Stated goal: Copy each line in which the string "name" occurs.

──────────────────────────────

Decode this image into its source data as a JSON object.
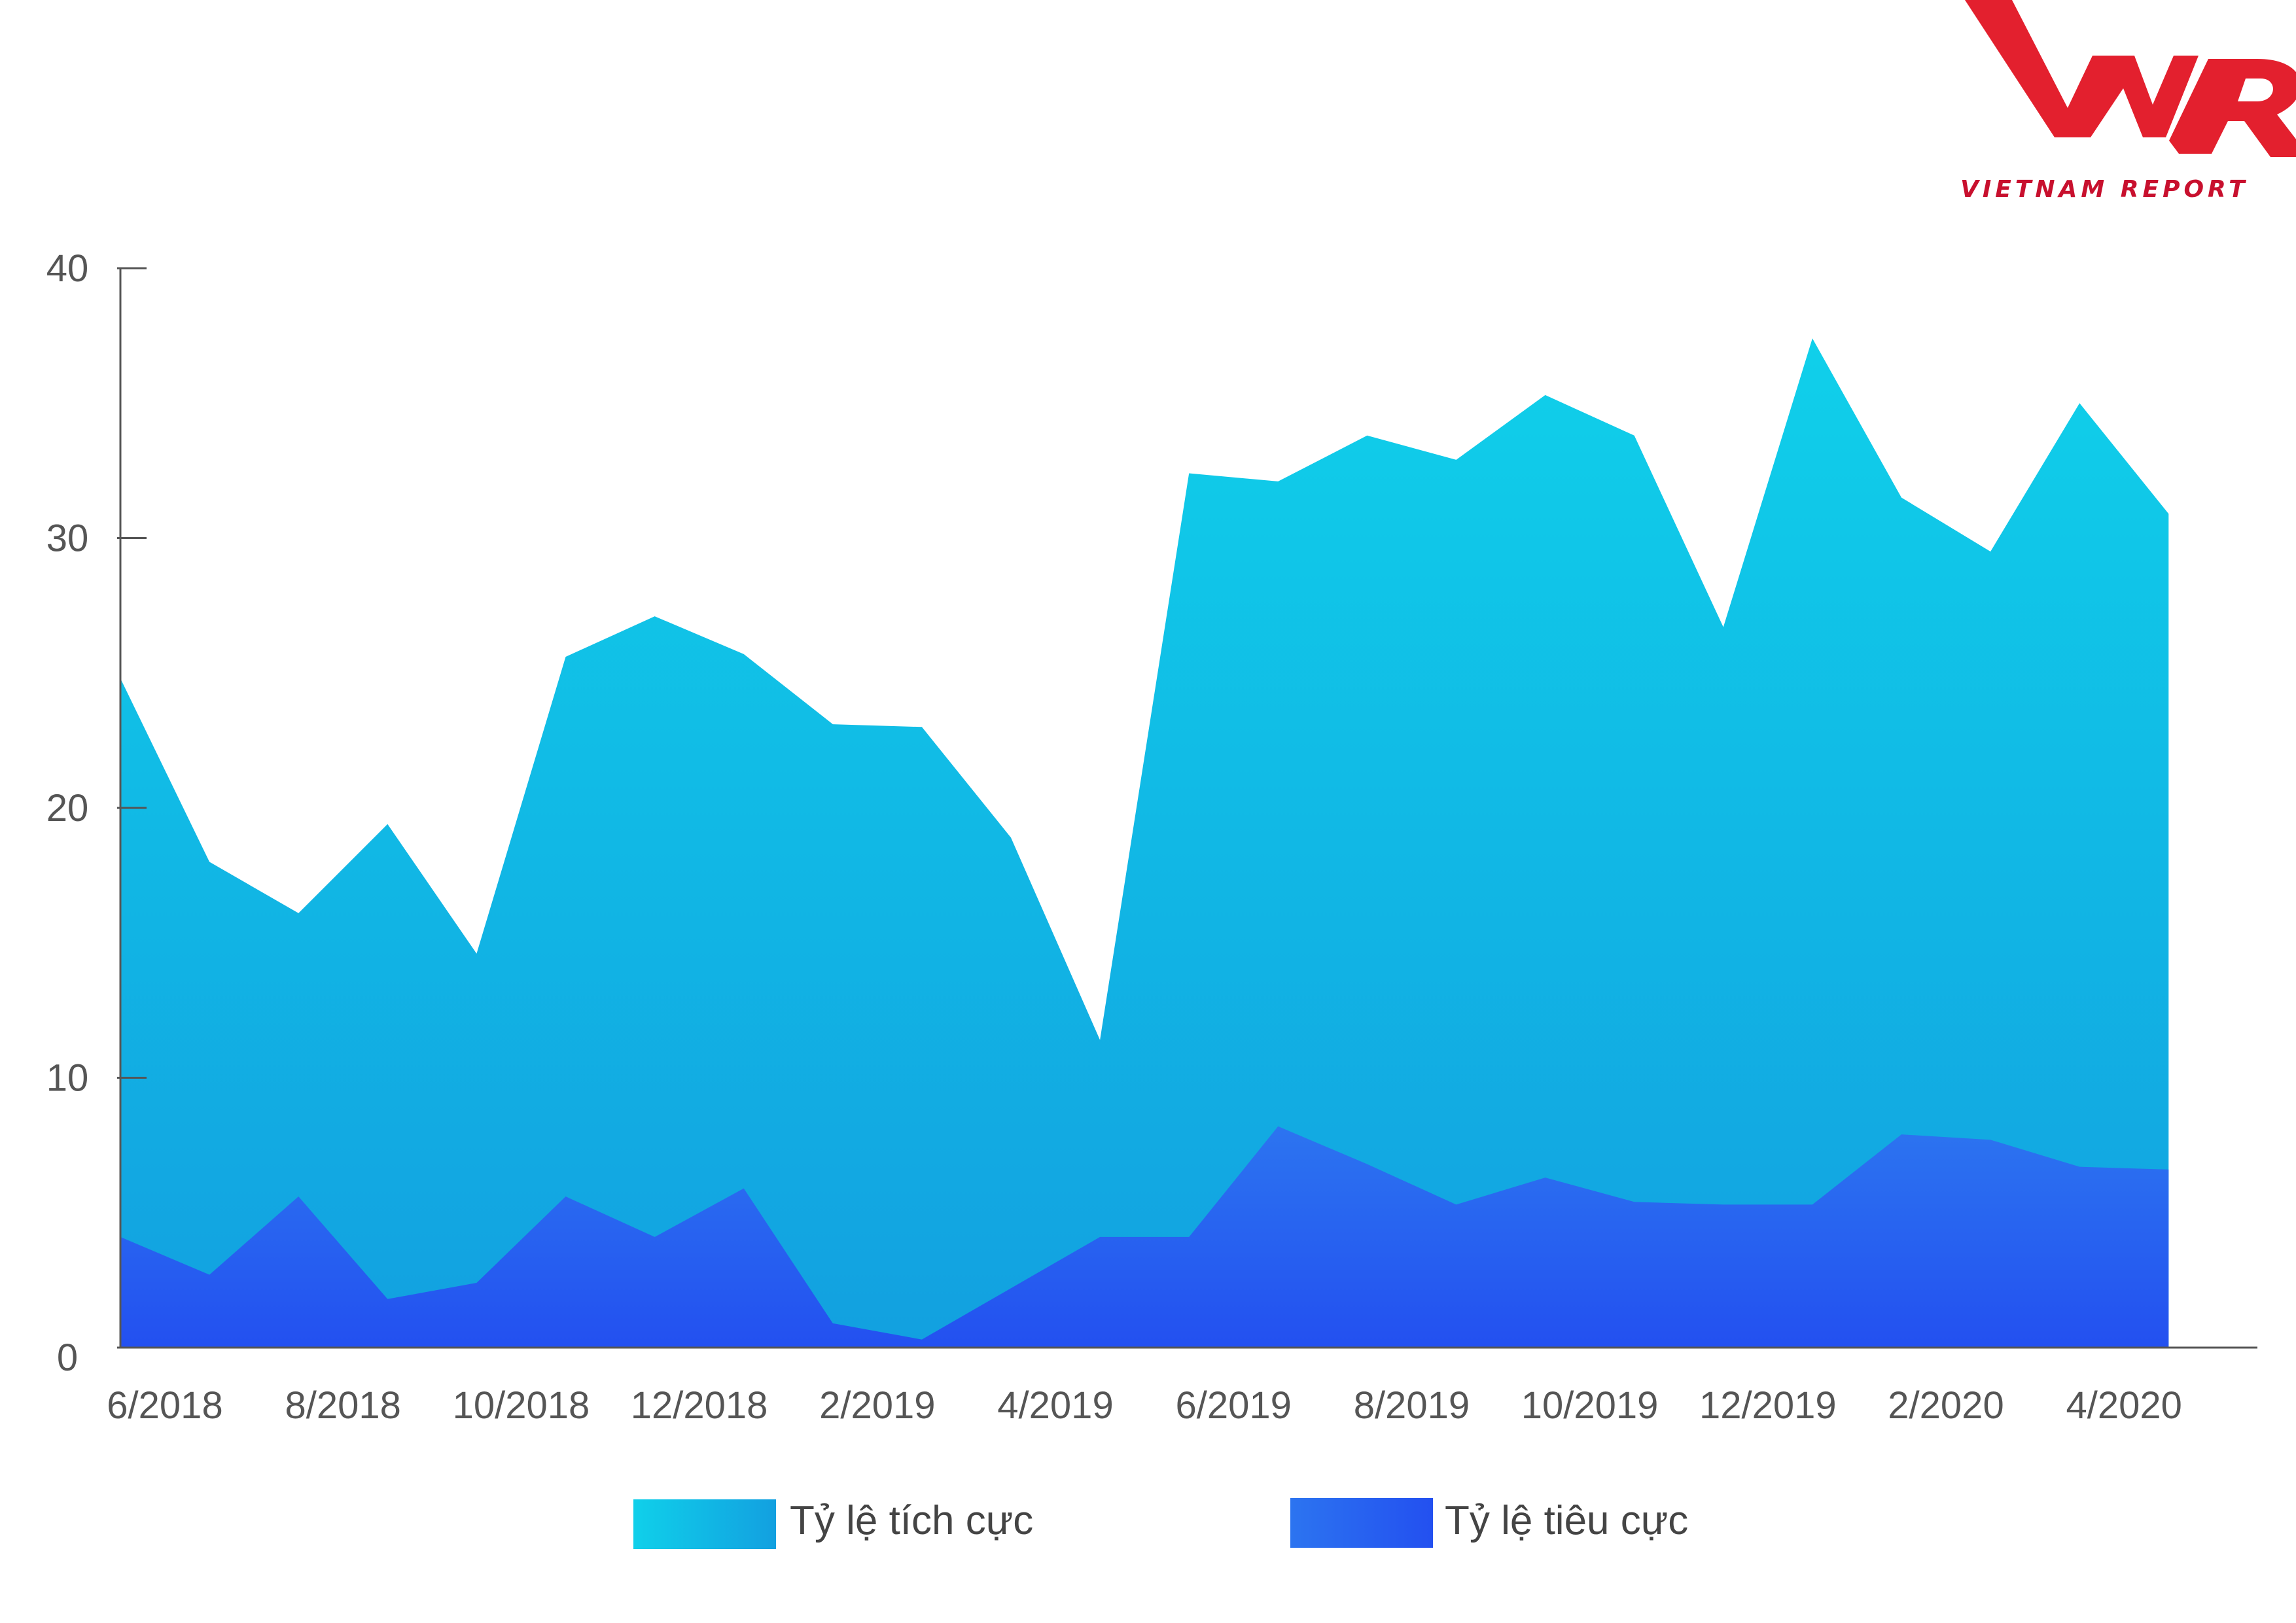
{
  "brand": {
    "logo_text": "VIETNAM REPORT",
    "color": "#e3202e"
  },
  "chart_data": {
    "type": "area",
    "title": "",
    "xlabel": "",
    "ylabel": "",
    "ylim": [
      0,
      40
    ],
    "yticks": [
      "0",
      "10",
      "20",
      "30",
      "40"
    ],
    "x": [
      "6/2018",
      "7/2018",
      "8/2018",
      "9/2018",
      "10/2018",
      "11/2018",
      "12/2018",
      "1/2019",
      "2/2019",
      "3/2019",
      "4/2019",
      "5/2019",
      "6/2019",
      "7/2019",
      "8/2019",
      "9/2019",
      "10/2019",
      "11/2019",
      "12/2019",
      "1/2020",
      "2/2020",
      "3/2020",
      "4/2020",
      "5/2020"
    ],
    "xtick_labels": [
      "6/2018",
      "8/2018",
      "10/2018",
      "12/2018",
      "2/2019",
      "4/2019",
      "6/2019",
      "8/2019",
      "10/2019",
      "12/2019",
      "2/2020",
      "4/2020"
    ],
    "series": [
      {
        "name": "Tỷ lệ tích cực",
        "color_top": "#10d0ea",
        "color_bottom": "#12a0e0",
        "values": [
          24.8,
          18.0,
          16.1,
          19.4,
          14.6,
          25.6,
          27.1,
          25.7,
          23.1,
          23.0,
          18.9,
          11.4,
          32.4,
          32.1,
          33.8,
          32.9,
          35.3,
          33.8,
          26.7,
          37.4,
          31.5,
          29.5,
          35.0,
          30.9
        ]
      },
      {
        "name": "Tỷ lệ tiêu cực",
        "color_top": "#2c74f0",
        "color_bottom": "#2350f0",
        "values": [
          4.1,
          2.7,
          5.6,
          1.8,
          2.4,
          5.6,
          4.1,
          5.9,
          0.9,
          0.3,
          2.2,
          4.1,
          4.1,
          8.2,
          6.8,
          5.3,
          6.3,
          5.4,
          5.3,
          5.3,
          7.9,
          7.7,
          6.7,
          6.6
        ]
      }
    ],
    "legend": {
      "position": "bottom"
    },
    "grid": false
  }
}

──────────────────────────────

Written answer:
        "name": "Tỷ lệ tích cực",
        "name": "Tỷ lệ tiêu cực",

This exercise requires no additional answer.